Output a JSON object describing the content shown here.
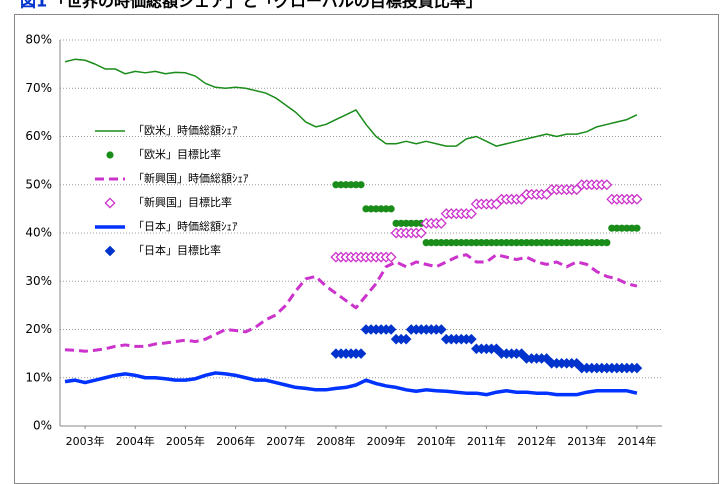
{
  "chart_data": {
    "type": "line",
    "figure_label": "図1",
    "title": "「世界の時価総額シェア」と「グローバルの目標投資比率」",
    "xlim": [
      2002.5,
      2014.5
    ],
    "xticks": [
      {
        "value": 2003,
        "label": "2003年"
      },
      {
        "value": 2004,
        "label": "2004年"
      },
      {
        "value": 2005,
        "label": "2005年"
      },
      {
        "value": 2006,
        "label": "2006年"
      },
      {
        "value": 2007,
        "label": "2007年"
      },
      {
        "value": 2008,
        "label": "2008年"
      },
      {
        "value": 2009,
        "label": "2009年"
      },
      {
        "value": 2010,
        "label": "2010年"
      },
      {
        "value": 2011,
        "label": "2011年"
      },
      {
        "value": 2012,
        "label": "2012年"
      },
      {
        "value": 2013,
        "label": "2013年"
      },
      {
        "value": 2014,
        "label": "2014年"
      }
    ],
    "ylim": [
      0,
      80
    ],
    "yticks": [
      {
        "value": 0,
        "label": "0%"
      },
      {
        "value": 10,
        "label": "10%"
      },
      {
        "value": 20,
        "label": "20%"
      },
      {
        "value": 30,
        "label": "30%"
      },
      {
        "value": 40,
        "label": "40%"
      },
      {
        "value": 50,
        "label": "50%"
      },
      {
        "value": 60,
        "label": "60%"
      },
      {
        "value": 70,
        "label": "70%"
      },
      {
        "value": 80,
        "label": "80%"
      }
    ],
    "grid": true,
    "legend": "upper left",
    "series": [
      {
        "name": "「欧米」時価総額ｼｪｱ",
        "color": "#1a8c1a",
        "width": 1.5,
        "x": [
          2002.6,
          2002.8,
          2003.0,
          2003.2,
          2003.4,
          2003.6,
          2003.8,
          2004.0,
          2004.2,
          2004.4,
          2004.6,
          2004.8,
          2005.0,
          2005.2,
          2005.4,
          2005.6,
          2005.8,
          2006.0,
          2006.2,
          2006.4,
          2006.6,
          2006.8,
          2007.0,
          2007.2,
          2007.4,
          2007.6,
          2007.8,
          2008.0,
          2008.2,
          2008.4,
          2008.6,
          2008.8,
          2009.0,
          2009.2,
          2009.4,
          2009.6,
          2009.8,
          2010.0,
          2010.2,
          2010.4,
          2010.6,
          2010.8,
          2011.0,
          2011.2,
          2011.4,
          2011.6,
          2011.8,
          2012.0,
          2012.2,
          2012.4,
          2012.6,
          2012.8,
          2013.0,
          2013.2,
          2013.4,
          2013.6,
          2013.8,
          2014.0
        ],
        "values": [
          75.5,
          76,
          75.8,
          75,
          74,
          74,
          73,
          73.5,
          73.2,
          73.5,
          73,
          73.3,
          73.2,
          72.5,
          71,
          70.2,
          70,
          70.2,
          70,
          69.5,
          69,
          68,
          66.5,
          65,
          63,
          62,
          62.5,
          63.5,
          64.5,
          65.5,
          62.5,
          60,
          58.5,
          58.5,
          59,
          58.5,
          59,
          58.5,
          58,
          58,
          59.5,
          60,
          59,
          58,
          58.5,
          59,
          59.5,
          60,
          60.5,
          60,
          60.5,
          60.5,
          61,
          62,
          62.5,
          63,
          63.5,
          64.5
        ]
      },
      {
        "name": "「欧米」目標比率",
        "color": "#1a8c1a",
        "marker": "circle",
        "x": [
          2008.0,
          2008.1,
          2008.2,
          2008.3,
          2008.4,
          2008.5,
          2008.6,
          2008.7,
          2008.8,
          2008.9,
          2009.0,
          2009.1,
          2009.2,
          2009.3,
          2009.4,
          2009.5,
          2009.6,
          2009.7,
          2009.8,
          2009.9,
          2010.0,
          2010.1,
          2010.2,
          2010.3,
          2010.4,
          2010.5,
          2010.6,
          2010.7,
          2010.8,
          2010.9,
          2011.0,
          2011.1,
          2011.2,
          2011.3,
          2011.4,
          2011.5,
          2011.6,
          2011.7,
          2011.8,
          2011.9,
          2012.0,
          2012.1,
          2012.2,
          2012.3,
          2012.4,
          2012.5,
          2012.6,
          2012.7,
          2012.8,
          2012.9,
          2013.0,
          2013.1,
          2013.2,
          2013.3,
          2013.4,
          2013.5,
          2013.6,
          2013.7,
          2013.8,
          2013.9,
          2014.0
        ],
        "values": [
          50,
          50,
          50,
          50,
          50,
          50,
          45,
          45,
          45,
          45,
          45,
          45,
          42,
          42,
          42,
          42,
          42,
          42,
          38,
          38,
          38,
          38,
          38,
          38,
          38,
          38,
          38,
          38,
          38,
          38,
          38,
          38,
          38,
          38,
          38,
          38,
          38,
          38,
          38,
          38,
          38,
          38,
          38,
          38,
          38,
          38,
          38,
          38,
          38,
          38,
          38,
          38,
          38,
          38,
          38,
          41,
          41,
          41,
          41,
          41,
          41
        ]
      },
      {
        "name": "「新興国」時価総額ｼｪｱ",
        "color": "#cc33cc",
        "width": 3,
        "dash": true,
        "x": [
          2002.6,
          2002.8,
          2003.0,
          2003.2,
          2003.4,
          2003.6,
          2003.8,
          2004.0,
          2004.2,
          2004.4,
          2004.6,
          2004.8,
          2005.0,
          2005.2,
          2005.4,
          2005.6,
          2005.8,
          2006.0,
          2006.2,
          2006.4,
          2006.6,
          2006.8,
          2007.0,
          2007.2,
          2007.4,
          2007.6,
          2007.8,
          2008.0,
          2008.2,
          2008.4,
          2008.6,
          2008.8,
          2009.0,
          2009.2,
          2009.4,
          2009.6,
          2009.8,
          2010.0,
          2010.2,
          2010.4,
          2010.6,
          2010.8,
          2011.0,
          2011.2,
          2011.4,
          2011.6,
          2011.8,
          2012.0,
          2012.2,
          2012.4,
          2012.6,
          2012.8,
          2013.0,
          2013.2,
          2013.4,
          2013.6,
          2013.8,
          2014.0
        ],
        "values": [
          15.8,
          15.7,
          15.5,
          15.7,
          16,
          16.5,
          16.8,
          16.5,
          16.5,
          17,
          17.2,
          17.5,
          17.8,
          17.5,
          18,
          19,
          20,
          19.8,
          19.5,
          20.5,
          22,
          23,
          25,
          28,
          30.5,
          31,
          29,
          27.5,
          26,
          24.5,
          27,
          29.5,
          33,
          34,
          33,
          34,
          33.5,
          33,
          34,
          35,
          35.5,
          34,
          34,
          35.5,
          35,
          34.5,
          35,
          34,
          33.5,
          34,
          33,
          34,
          33.5,
          32,
          31,
          30.5,
          29.5,
          29
        ]
      },
      {
        "name": "「新興国」目標比率",
        "color": "#cc33cc",
        "marker": "diamond-open",
        "x": [
          2008.0,
          2008.1,
          2008.2,
          2008.3,
          2008.4,
          2008.5,
          2008.6,
          2008.7,
          2008.8,
          2008.9,
          2009.0,
          2009.1,
          2009.2,
          2009.3,
          2009.4,
          2009.5,
          2009.6,
          2009.7,
          2009.8,
          2009.9,
          2010.0,
          2010.1,
          2010.2,
          2010.3,
          2010.4,
          2010.5,
          2010.6,
          2010.7,
          2010.8,
          2010.9,
          2011.0,
          2011.1,
          2011.2,
          2011.3,
          2011.4,
          2011.5,
          2011.6,
          2011.7,
          2011.8,
          2011.9,
          2012.0,
          2012.1,
          2012.2,
          2012.3,
          2012.4,
          2012.5,
          2012.6,
          2012.7,
          2012.8,
          2012.9,
          2013.0,
          2013.1,
          2013.2,
          2013.3,
          2013.4,
          2013.5,
          2013.6,
          2013.7,
          2013.8,
          2013.9,
          2014.0
        ],
        "values": [
          35,
          35,
          35,
          35,
          35,
          35,
          35,
          35,
          35,
          35,
          35,
          35,
          40,
          40,
          40,
          40,
          40,
          40,
          42,
          42,
          42,
          42,
          44,
          44,
          44,
          44,
          44,
          44,
          46,
          46,
          46,
          46,
          46,
          47,
          47,
          47,
          47,
          47,
          48,
          48,
          48,
          48,
          48,
          49,
          49,
          49,
          49,
          49,
          49,
          50,
          50,
          50,
          50,
          50,
          50,
          47,
          47,
          47,
          47,
          47,
          47
        ]
      },
      {
        "name": "「日本」時価総額ｼｪｱ",
        "color": "#0033ff",
        "width": 3.5,
        "x": [
          2002.6,
          2002.8,
          2003.0,
          2003.2,
          2003.4,
          2003.6,
          2003.8,
          2004.0,
          2004.2,
          2004.4,
          2004.6,
          2004.8,
          2005.0,
          2005.2,
          2005.4,
          2005.6,
          2005.8,
          2006.0,
          2006.2,
          2006.4,
          2006.6,
          2006.8,
          2007.0,
          2007.2,
          2007.4,
          2007.6,
          2007.8,
          2008.0,
          2008.2,
          2008.4,
          2008.6,
          2008.8,
          2009.0,
          2009.2,
          2009.4,
          2009.6,
          2009.8,
          2010.0,
          2010.2,
          2010.4,
          2010.6,
          2010.8,
          2011.0,
          2011.2,
          2011.4,
          2011.6,
          2011.8,
          2012.0,
          2012.2,
          2012.4,
          2012.6,
          2012.8,
          2013.0,
          2013.2,
          2013.4,
          2013.6,
          2013.8,
          2014.0
        ],
        "values": [
          9.2,
          9.5,
          9,
          9.5,
          10,
          10.5,
          10.8,
          10.5,
          10,
          10,
          9.8,
          9.5,
          9.5,
          9.8,
          10.5,
          11,
          10.8,
          10.5,
          10,
          9.5,
          9.5,
          9,
          8.5,
          8,
          7.8,
          7.5,
          7.5,
          7.8,
          8,
          8.5,
          9.5,
          8.8,
          8.3,
          8,
          7.5,
          7.2,
          7.5,
          7.3,
          7.2,
          7,
          6.8,
          6.8,
          6.5,
          7,
          7.3,
          7,
          7,
          6.8,
          6.8,
          6.5,
          6.5,
          6.5,
          7,
          7.3,
          7.3,
          7.3,
          7.3,
          6.8
        ]
      },
      {
        "name": "「日本」目標比率",
        "color": "#0033cc",
        "marker": "diamond",
        "x": [
          2008.0,
          2008.1,
          2008.2,
          2008.3,
          2008.4,
          2008.5,
          2008.6,
          2008.7,
          2008.8,
          2008.9,
          2009.0,
          2009.1,
          2009.2,
          2009.3,
          2009.4,
          2009.5,
          2009.6,
          2009.7,
          2009.8,
          2009.9,
          2010.0,
          2010.1,
          2010.2,
          2010.3,
          2010.4,
          2010.5,
          2010.6,
          2010.7,
          2010.8,
          2010.9,
          2011.0,
          2011.1,
          2011.2,
          2011.3,
          2011.4,
          2011.5,
          2011.6,
          2011.7,
          2011.8,
          2011.9,
          2012.0,
          2012.1,
          2012.2,
          2012.3,
          2012.4,
          2012.5,
          2012.6,
          2012.7,
          2012.8,
          2012.9,
          2013.0,
          2013.1,
          2013.2,
          2013.3,
          2013.4,
          2013.5,
          2013.6,
          2013.7,
          2013.8,
          2013.9,
          2014.0
        ],
        "values": [
          15,
          15,
          15,
          15,
          15,
          15,
          20,
          20,
          20,
          20,
          20,
          20,
          18,
          18,
          18,
          20,
          20,
          20,
          20,
          20,
          20,
          20,
          18,
          18,
          18,
          18,
          18,
          18,
          16,
          16,
          16,
          16,
          16,
          15,
          15,
          15,
          15,
          15,
          14,
          14,
          14,
          14,
          14,
          13,
          13,
          13,
          13,
          13,
          13,
          12,
          12,
          12,
          12,
          12,
          12,
          12,
          12,
          12,
          12,
          12,
          12
        ]
      }
    ]
  }
}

» Stated problem:
Lines of the material that contain the word "marker" are to be gathered.

» Solved problem:
        "marker": "circle",
        "marker": "diamond-open",
        "marker": "diamond",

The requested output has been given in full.